Do this: Select from the records below every line that has the word "Container" in it.
--- START Entries provided ---
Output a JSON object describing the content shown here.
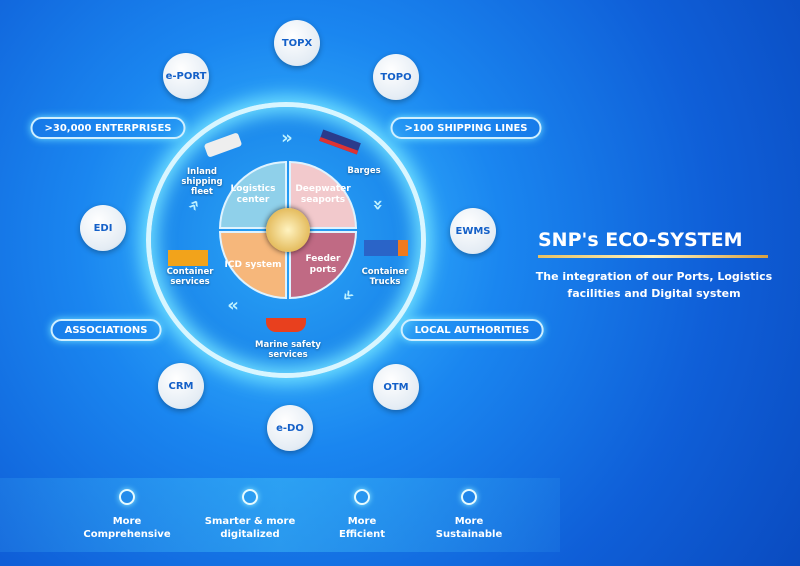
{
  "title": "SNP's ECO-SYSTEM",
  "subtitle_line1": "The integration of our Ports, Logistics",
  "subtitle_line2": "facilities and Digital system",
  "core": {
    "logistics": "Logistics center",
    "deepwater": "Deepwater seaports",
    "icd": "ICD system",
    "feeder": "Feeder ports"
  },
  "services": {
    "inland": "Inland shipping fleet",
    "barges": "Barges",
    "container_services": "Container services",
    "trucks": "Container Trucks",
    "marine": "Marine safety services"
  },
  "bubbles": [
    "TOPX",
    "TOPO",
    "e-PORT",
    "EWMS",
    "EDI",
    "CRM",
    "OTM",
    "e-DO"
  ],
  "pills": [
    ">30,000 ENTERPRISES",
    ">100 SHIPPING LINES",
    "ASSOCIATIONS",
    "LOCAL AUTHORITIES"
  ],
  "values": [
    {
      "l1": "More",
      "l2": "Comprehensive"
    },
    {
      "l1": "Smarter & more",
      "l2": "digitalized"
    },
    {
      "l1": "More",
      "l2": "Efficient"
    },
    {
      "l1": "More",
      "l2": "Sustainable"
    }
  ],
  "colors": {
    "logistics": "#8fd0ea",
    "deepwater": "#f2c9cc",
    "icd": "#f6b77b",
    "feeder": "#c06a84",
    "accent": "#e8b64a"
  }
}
--- END Entries provided ---
Worked solution:
    "container_services": "Container services",
    "trucks": "Container Trucks",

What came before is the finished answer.